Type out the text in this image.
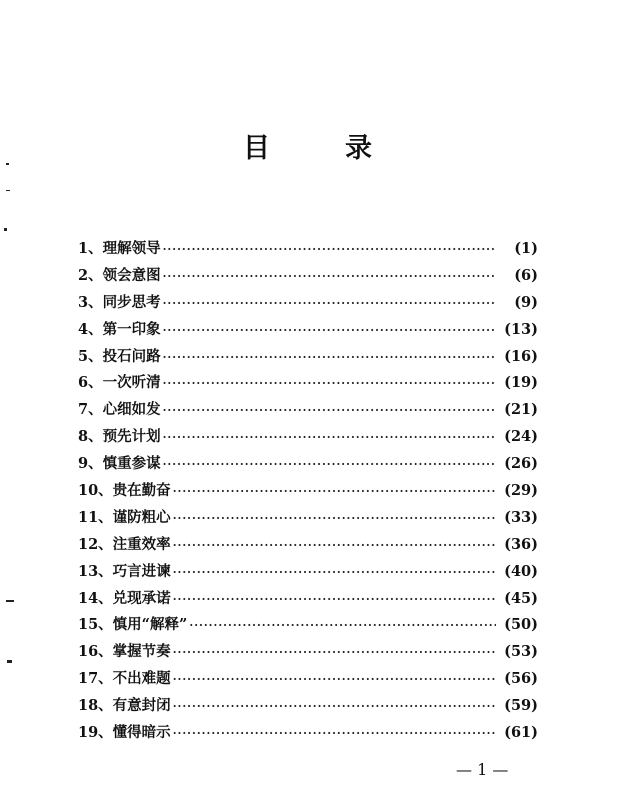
目	录
1、理解领导 ·····	(1)
2、领会意图 ·····	(6)
3、同步思考 ·····	(9)
4、第一印象 ·····	(13)
5、投石问路 ·····	(16)
6、一次听清 ·····	(19)
7、心细如发 ·····	(21)
8、预先计划 ·····	(24)
9、慎重参谋 ·····	(26)
10、贵在勤奋 ·····	(29)
11、谨防粗心 ·····	(33)
12、注重效率 ·····	(36)
13、巧言进谏 ·····	(40)
14、兑现承诺 ·····	(45)
15、慎用“解释” ·····	(50)
16、掌握节奏 ·····	(53)
17、不出难题 ·····	(56)
18、有意封闭 ·····	(59)
19、懂得暗示 ·····	(61)
— 1 —
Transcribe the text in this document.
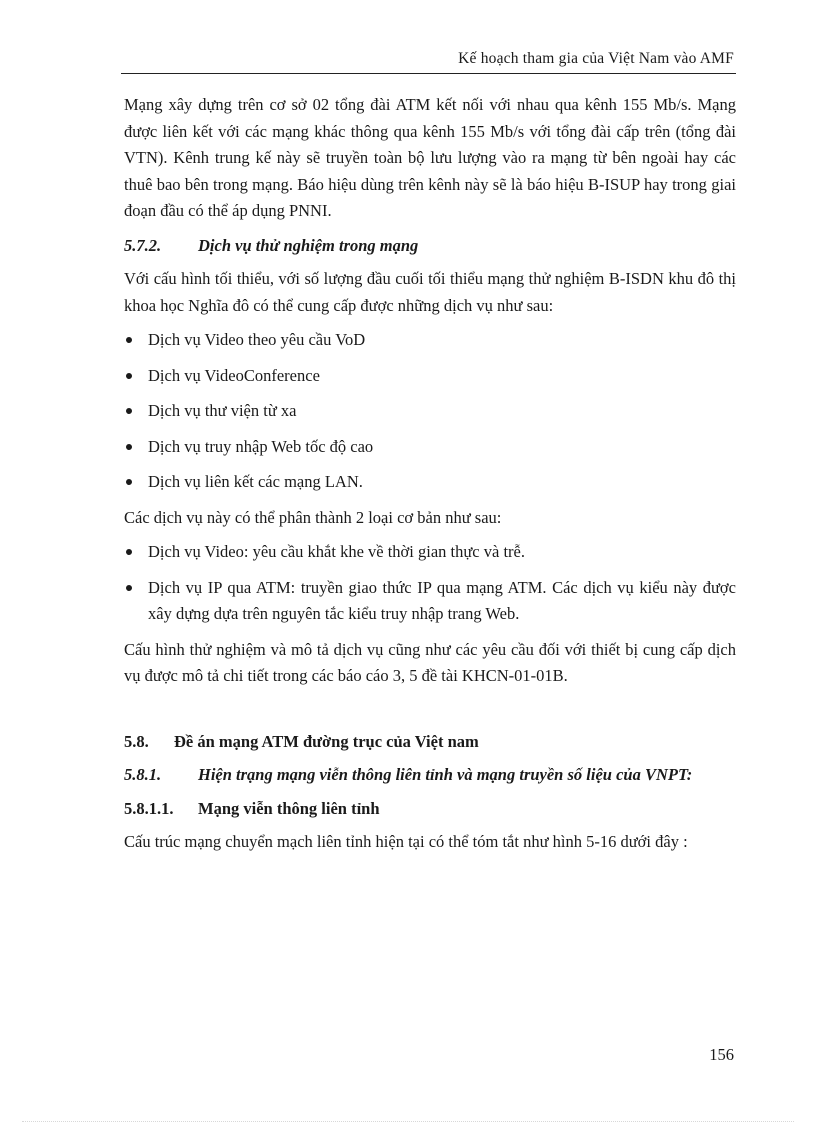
Kế hoạch tham gia của Việt Nam vào AMF

Mạng xây dựng trên cơ sở 02 tổng đài ATM kết nối với nhau qua kênh 155 Mb/s. Mạng được liên kết với các mạng khác thông qua kênh 155 Mb/s với tổng đài cấp trên (tổng đài VTN). Kênh trung kế này sẽ truyền toàn bộ lưu lượng vào ra mạng từ bên ngoài hay các thuê bao bên trong mạng. Báo hiệu dùng trên kênh này sẽ là báo hiệu B-ISUP hay trong giai đoạn đầu có thể áp dụng PNNI.

5.7.2. Dịch vụ thử nghiệm trong mạng

Với cấu hình tối thiểu, với số lượng đầu cuối tối thiểu mạng thử nghiệm B-ISDN khu đô thị khoa học Nghĩa đô có thể cung cấp được những dịch vụ như sau:

Dịch vụ Video theo yêu cầu VoD
Dịch vụ VideoConference
Dịch vụ thư viện từ xa
Dịch vụ truy nhập Web tốc độ cao
Dịch vụ liên kết các mạng LAN.

Các dịch vụ này có thể phân thành 2 loại cơ bản như sau:

Dịch vụ Video: yêu cầu khắt khe về thời gian thực và trễ.
Dịch vụ IP qua ATM: truyền giao thức IP qua mạng ATM. Các dịch vụ kiểu này được xây dựng dựa trên nguyên tắc kiểu truy nhập trang Web.

Cấu hình thử nghiệm và mô tả dịch vụ cũng như các yêu cầu đối với thiết bị cung cấp dịch vụ được mô tả chi tiết trong các báo cáo 3, 5 đề tài KHCN-01-01B.

5.8. Đề án mạng ATM đường trục của Việt nam
5.8.1. Hiện trạng mạng viễn thông liên tỉnh và mạng truyền số liệu của VNPT:
5.8.1.1. Mạng viễn thông liên tỉnh

Cấu trúc mạng chuyển mạch liên tỉnh hiện tại có thể tóm tắt như hình 5-16 dưới đây :

156
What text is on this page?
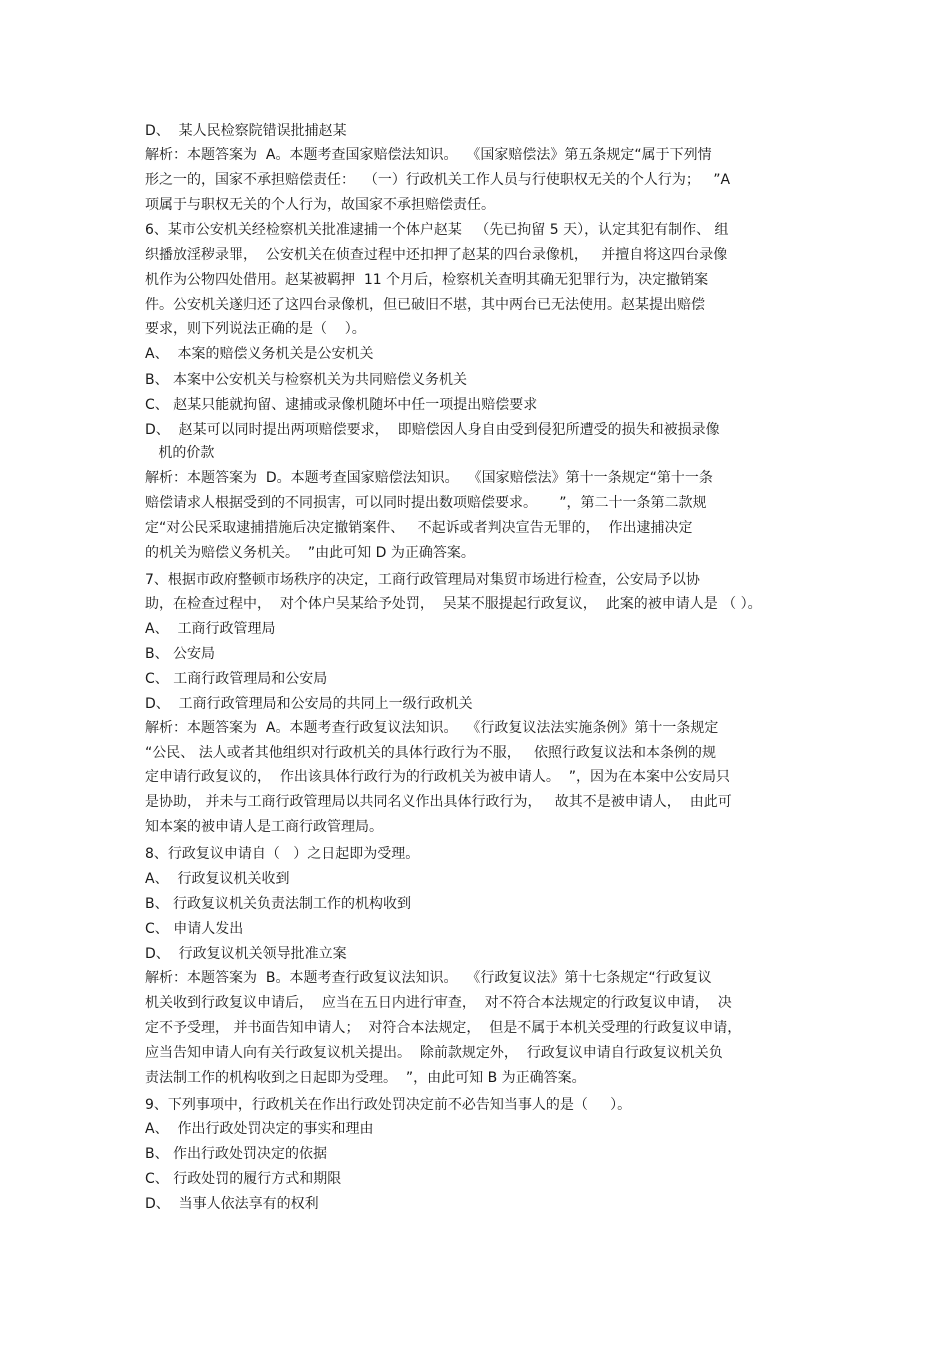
D、  某人民检察院错误批捕赵某
解析：本题答案为  A。本题考查国家赔偿法知识。  《国家赔偿法》第五条规定“属于下列情
形之一的，国家不承担赔偿责任：  （一）行政机关工作人员与行使职权无关的个人行为；   ”A
项属于与职权无关的个人行为，故国家不承担赔偿责任。
6、某市公安机关经检察机关批准逮捕一个体户赵某   （先已拘留 5 天），认定其犯有制作、 组
织播放淫秽录罪，  公安机关在侦查过程中还扣押了赵某的四台录像机，   并擅自将这四台录像
机作为公物四处借用。赵某被羁押  11 个月后，检察机关查明其确无犯罪行为，决定撤销案
件。公安机关遂归还了这四台录像机，但已破旧不堪，其中两台已无法使用。赵某提出赔偿
要求，则下列说法正确的是（    ）。
A、  本案的赔偿义务机关是公安机关
B、 本案中公安机关与检察机关为共同赔偿义务机关
C、 赵某只能就拘留、逮捕或录像机随坏中任一项提出赔偿要求
D、  赵某可以同时提出两项赔偿要求，  即赔偿因人身自由受到侵犯所遭受的损失和被损录像
机的价款
解析：本题答案为  D。本题考查国家赔偿法知识。  《国家赔偿法》第十一条规定“第十一条
赔偿请求人根据受到的不同损害，可以同时提出数项赔偿要求。     ”，第二十一条第二款规
定“对公民采取逮捕措施后决定撤销案件、   不起诉或者判决宣告无罪的，  作出逮捕决定
的机关为赔偿义务机关。  ”由此可知 D 为正确答案。
7、根据市政府整顿市场秩序的决定，工商行政管理局对集贸市场进行检查，公安局予以协
助，在检查过程中，  对个体户吴某给予处罚，  吴某不服提起行政复议，  此案的被申请人是 （ ）。
A、  工商行政管理局
B、 公安局
C、 工商行政管理局和公安局
D、  工商行政管理局和公安局的共同上一级行政机关
解析：本题答案为  A。本题考查行政复议法知识。  《行政复议法法实施条例》第十一条规定
“公民、 法人或者其他组织对行政机关的具体行政行为不服，   依照行政复议法和本条例的规
定申请行政复议的，  作出该具体行政行为的行政机关为被申请人。  ”，因为在本案中公安局只
是协助， 并未与工商行政管理局以共同名义作出具体行政行为，   故其不是被申请人，  由此可
知本案的被申请人是工商行政管理局。
8、行政复议申请自（   ）之日起即为受理。
A、  行政复议机关收到
B、 行政复议机关负责法制工作的机构收到
C、 申请人发出
D、  行政复议机关领导批准立案
解析：本题答案为  B。本题考查行政复议法知识。  《行政复议法》第十七条规定“行政复议
机关收到行政复议申请后，  应当在五日内进行审查，  对不符合本法规定的行政复议申请，  决
定不予受理， 并书面告知申请人；  对符合本法规定，  但是不属于本机关受理的行政复议申请，
应当告知申请人向有关行政复议机关提出。  除前款规定外，  行政复议申请自行政复议机关负
责法制工作的机构收到之日起即为受理。  ”，由此可知 B 为正确答案。
9、下列事项中，行政机关在作出行政处罚决定前不必告知当事人的是（     ）。
A、  作出行政处罚决定的事实和理由
B、 作出行政处罚决定的依据
C、 行政处罚的履行方式和期限
D、  当事人依法享有的权利
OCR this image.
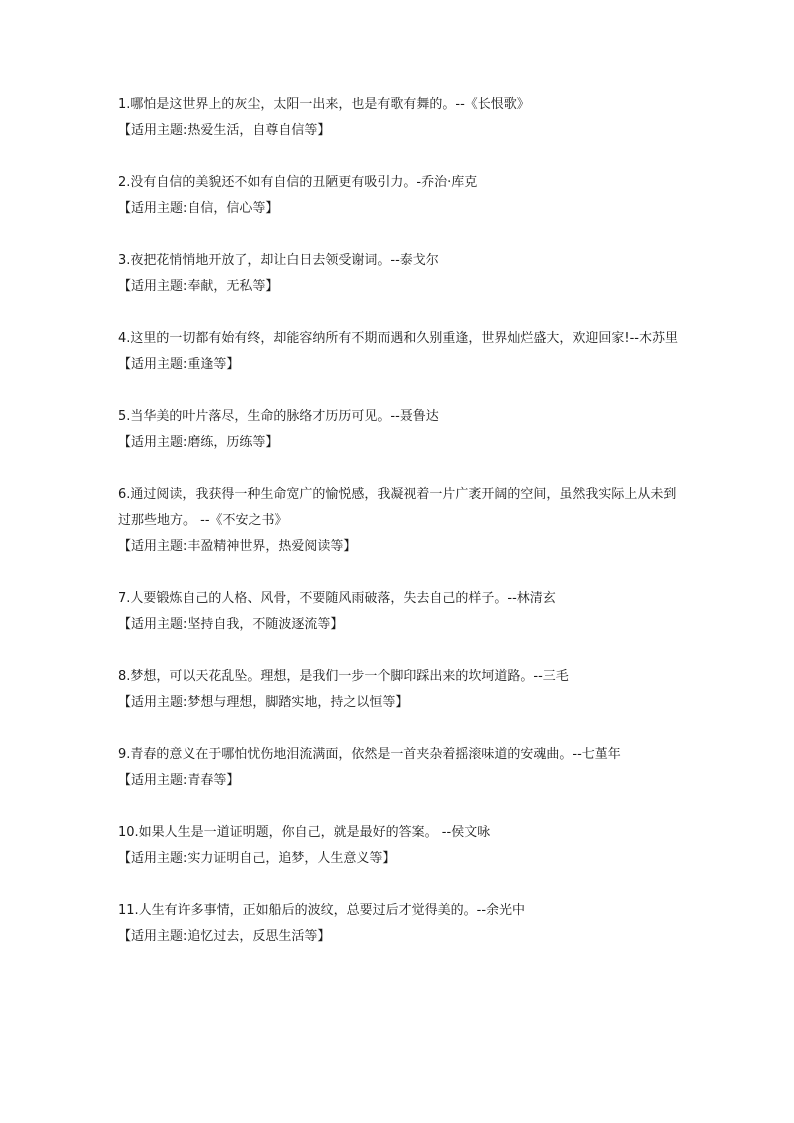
1.哪怕是这世界上的灰尘，太阳一出来，也是有歌有舞的。--《长恨歌》

【适用主题:热爱生活，自尊自信等】

2.没有自信的美貌还不如有自信的丑陋更有吸引力。-乔治·库克

【适用主题:自信，信心等】

3.夜把花悄悄地开放了，却让白日去领受谢词。--泰戈尔

【适用主题:奉献，无私等】

4.这里的一切都有始有终，却能容纳所有不期而遇和久别重逢，世界灿烂盛大，欢迎回家!--木苏里

【适用主题:重逢等】

5.当华美的叶片落尽，生命的脉络才历历可见。--聂鲁达

【适用主题:磨练，历练等】

6.通过阅读，我获得一种生命宽广的愉悦感，我凝视着一片广袤开阔的空间，虽然我实际上从未到过那些地方。 --《不安之书》

【适用主题:丰盈精神世界，热爱阅读等】

7.人要锻炼自己的人格、风骨，不要随风雨破落，失去自己的样子。--林清玄

【适用主题:坚持自我，不随波逐流等】

8.梦想，可以天花乱坠。理想，是我们一步一个脚印踩出来的坎坷道路。--三毛

【适用主题:梦想与理想，脚踏实地，持之以恒等】

9.青春的意义在于哪怕忧伤地泪流满面，依然是一首夹杂着摇滚味道的安魂曲。--七堇年

【适用主题:青春等】

10.如果人生是一道证明题，你自己，就是最好的答案。 --侯文咏

【适用主题:实力证明自己，追梦，人生意义等】

11.人生有许多事情，正如船后的波纹，总要过后才觉得美的。--余光中

【适用主题:追忆过去，反思生活等】
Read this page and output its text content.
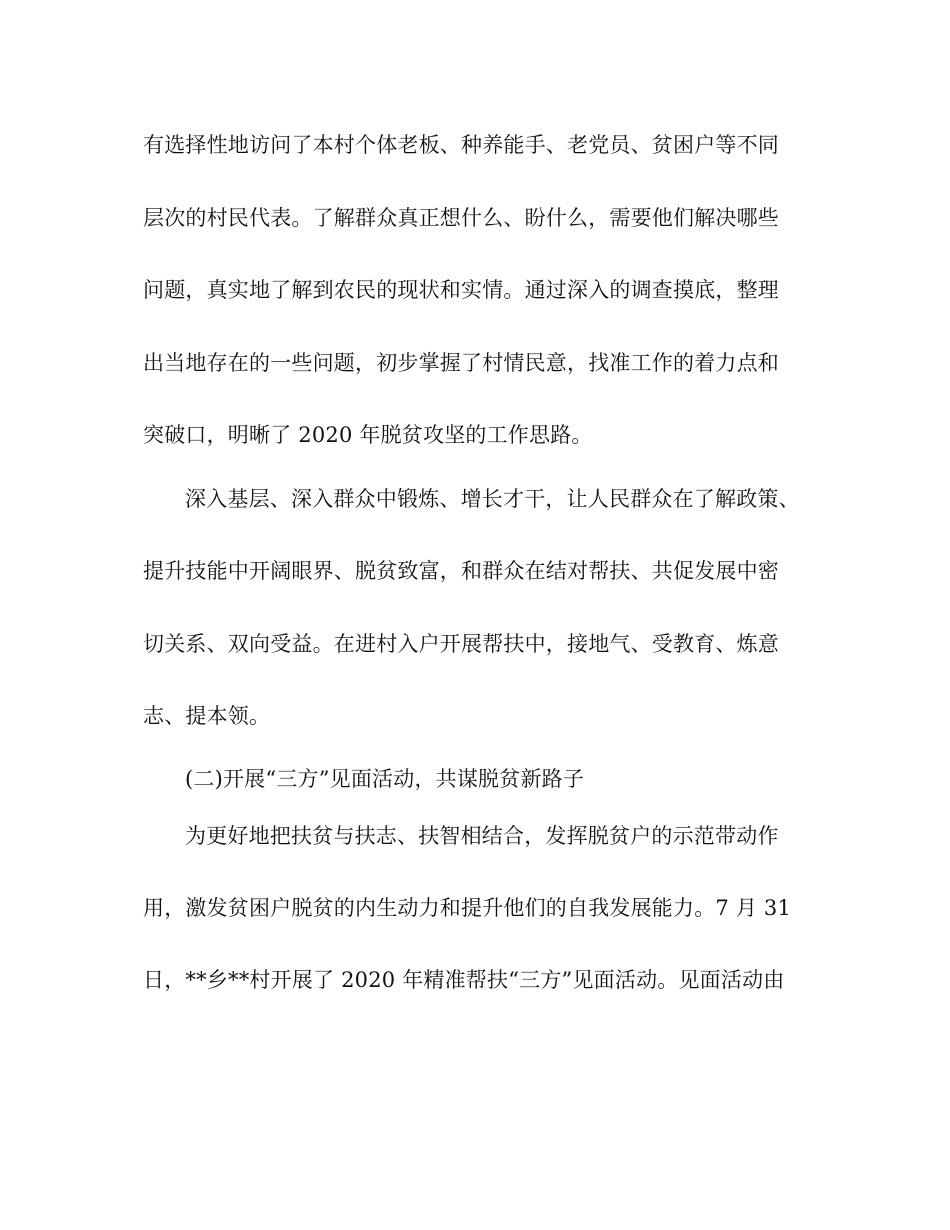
有选择性地访问了本村个体老板、种养能手、老党员、贫困户等不同
层次的村民代表。了解群众真正想什么、盼什么，需要他们解决哪些
问题，真实地了解到农民的现状和实情。通过深入的调查摸底，整理
出当地存在的一些问题，初步掌握了村情民意，找准工作的着力点和
突破口，明晰了 2020 年脱贫攻坚的工作思路。
深入基层、深入群众中锻炼、增长才干，让人民群众在了解政策、
提升技能中开阔眼界、脱贫致富，和群众在结对帮扶、共促发展中密
切关系、双向受益。在进村入户开展帮扶中，接地气、受教育、炼意
志、提本领。
(二)开展“三方”见面活动，共谋脱贫新路子
为更好地把扶贫与扶志、扶智相结合，发挥脱贫户的示范带动作
用，激发贫困户脱贫的内生动力和提升他们的自我发展能力。7 月 31
日，**乡**村开展了 2020 年精准帮扶“三方”见面活动。见面活动由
####
#### Task brief:
Extract, word for word, every line from the one containing "OCR this image." to the end of the data above, both ends included, and leave out the pictures.

#### Full response:
OCR this image.
1.哪怕是这世界上的灰尘，太阳一出来，也是有歌有舞的。--《长恨歌》

【适用主题:热爱生活，自尊自信等】

2.没有自信的美貌还不如有自信的丑陋更有吸引力。-乔治·库克

【适用主题:自信，信心等】

3.夜把花悄悄地开放了，却让白日去领受谢词。--泰戈尔

【适用主题:奉献，无私等】

4.这里的一切都有始有终，却能容纳所有不期而遇和久别重逢，世界灿烂盛大，欢迎回家!--木苏里

【适用主题:重逢等】

5.当华美的叶片落尽，生命的脉络才历历可见。--聂鲁达

【适用主题:磨练，历练等】

6.通过阅读，我获得一种生命宽广的愉悦感，我凝视着一片广袤开阔的空间，虽然我实际上从未到过那些地方。 --《不安之书》

【适用主题:丰盈精神世界，热爱阅读等】

7.人要锻炼自己的人格、风骨，不要随风雨破落，失去自己的样子。--林清玄

【适用主题:坚持自我，不随波逐流等】

8.梦想，可以天花乱坠。理想，是我们一步一个脚印踩出来的坎坷道路。--三毛

【适用主题:梦想与理想，脚踏实地，持之以恒等】

9.青春的意义在于哪怕忧伤地泪流满面，依然是一首夹杂着摇滚味道的安魂曲。--七堇年

【适用主题:青春等】

10.如果人生是一道证明题，你自己，就是最好的答案。 --侯文咏

【适用主题:实力证明自己，追梦，人生意义等】

11.人生有许多事情，正如船后的波纹，总要过后才觉得美的。--余光中

【适用主题:追忆过去，反思生活等】
Read this page and output its text content.
有选择性地访问了本村个体老板、种养能手、老党员、贫困户等不同
层次的村民代表。了解群众真正想什么、盼什么，需要他们解决哪些
问题，真实地了解到农民的现状和实情。通过深入的调查摸底，整理
出当地存在的一些问题，初步掌握了村情民意，找准工作的着力点和
突破口，明晰了 2020 年脱贫攻坚的工作思路。
深入基层、深入群众中锻炼、增长才干，让人民群众在了解政策、
提升技能中开阔眼界、脱贫致富，和群众在结对帮扶、共促发展中密
切关系、双向受益。在进村入户开展帮扶中，接地气、受教育、炼意
志、提本领。
(二)开展“三方”见面活动，共谋脱贫新路子
为更好地把扶贫与扶志、扶智相结合，发挥脱贫户的示范带动作
用，激发贫困户脱贫的内生动力和提升他们的自我发展能力。7 月 31
日，**乡**村开展了 2020 年精准帮扶“三方”见面活动。见面活动由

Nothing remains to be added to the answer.